_WORK TO BE COMPLETED_: Wherever the string "color" appears in a line, extract that line.

_EXTRACTED ENTRIES_:
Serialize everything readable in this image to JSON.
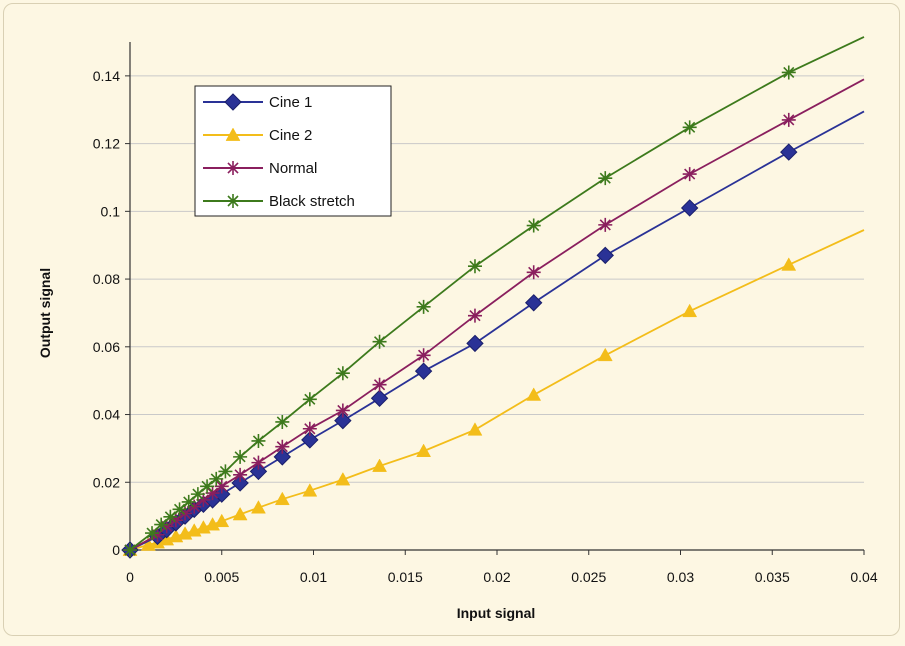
{
  "chart_data": {
    "type": "line",
    "title": "",
    "xlabel": "Input signal",
    "ylabel": "Output signal",
    "xlim": [
      0,
      0.04
    ],
    "ylim": [
      0,
      0.15
    ],
    "x_ticks": [
      0,
      0.005,
      0.01,
      0.015,
      0.02,
      0.025,
      0.03,
      0.035,
      0.04
    ],
    "x_tick_labels": [
      "0",
      "0.005",
      "0.01",
      "0.015",
      "0.02",
      "0.025",
      "0.03",
      "0.035",
      "0.04"
    ],
    "y_ticks": [
      0,
      0.02,
      0.04,
      0.06,
      0.08,
      0.1,
      0.12,
      0.14
    ],
    "y_tick_labels": [
      "0",
      "0.02",
      "0.04",
      "0.06",
      "0.08",
      "0.1",
      "0.12",
      "0.14"
    ],
    "grid": "horizontal",
    "legend_position": "top-left",
    "series": [
      {
        "name": "Cine 1",
        "color": "#2a3296",
        "marker": "diamond",
        "x": [
          0,
          0.0015,
          0.002,
          0.0025,
          0.003,
          0.0035,
          0.004,
          0.0045,
          0.005,
          0.006,
          0.007,
          0.0083,
          0.0098,
          0.0116,
          0.0136,
          0.016,
          0.0188,
          0.022,
          0.0259,
          0.0305,
          0.0359,
          0.04
        ],
        "y": [
          0,
          0.004,
          0.006,
          0.008,
          0.01,
          0.012,
          0.0135,
          0.0148,
          0.0165,
          0.0198,
          0.0232,
          0.0275,
          0.0325,
          0.0382,
          0.0448,
          0.0528,
          0.061,
          0.073,
          0.087,
          0.101,
          0.1175,
          0.1295
        ]
      },
      {
        "name": "Cine 2",
        "color": "#f3bd1a",
        "marker": "triangle",
        "x": [
          0,
          0.001,
          0.0015,
          0.002,
          0.0025,
          0.003,
          0.0035,
          0.004,
          0.0045,
          0.005,
          0.006,
          0.007,
          0.0083,
          0.0098,
          0.0116,
          0.0136,
          0.016,
          0.0188,
          0.022,
          0.0259,
          0.0305,
          0.0359,
          0.04
        ],
        "y": [
          0,
          0.0015,
          0.0022,
          0.0031,
          0.004,
          0.0048,
          0.0057,
          0.0066,
          0.0075,
          0.0085,
          0.0105,
          0.0125,
          0.015,
          0.0175,
          0.0208,
          0.0248,
          0.0292,
          0.0355,
          0.0458,
          0.0575,
          0.0705,
          0.0842,
          0.0945
        ]
      },
      {
        "name": "Normal",
        "color": "#8a1f5e",
        "marker": "asterisk",
        "x": [
          0,
          0.0015,
          0.002,
          0.0025,
          0.003,
          0.0035,
          0.004,
          0.0045,
          0.005,
          0.006,
          0.007,
          0.0083,
          0.0098,
          0.0116,
          0.0136,
          0.016,
          0.0188,
          0.022,
          0.0259,
          0.0305,
          0.0359,
          0.04
        ],
        "y": [
          0,
          0.0045,
          0.007,
          0.0088,
          0.0108,
          0.0128,
          0.0148,
          0.0168,
          0.0188,
          0.0222,
          0.0258,
          0.0305,
          0.0358,
          0.0412,
          0.0488,
          0.0575,
          0.0692,
          0.082,
          0.096,
          0.111,
          0.127,
          0.139
        ]
      },
      {
        "name": "Black stretch",
        "color": "#3d7a1c",
        "marker": "cross-plus",
        "x": [
          0,
          0.0012,
          0.0017,
          0.0022,
          0.0027,
          0.0032,
          0.0037,
          0.0042,
          0.0047,
          0.0052,
          0.006,
          0.007,
          0.0083,
          0.0098,
          0.0116,
          0.0136,
          0.016,
          0.0188,
          0.022,
          0.0259,
          0.0305,
          0.0359,
          0.04
        ],
        "y": [
          0,
          0.005,
          0.0075,
          0.0098,
          0.012,
          0.0142,
          0.0165,
          0.0188,
          0.021,
          0.0232,
          0.0275,
          0.0322,
          0.0378,
          0.0445,
          0.0522,
          0.0615,
          0.0718,
          0.0838,
          0.0958,
          0.1098,
          0.1248,
          0.141,
          0.1515
        ]
      }
    ]
  }
}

_TASK OUTPUT_:
        "color": "#2a3296",
        "color": "#f3bd1a",
        "color": "#8a1f5e",
        "color": "#3d7a1c",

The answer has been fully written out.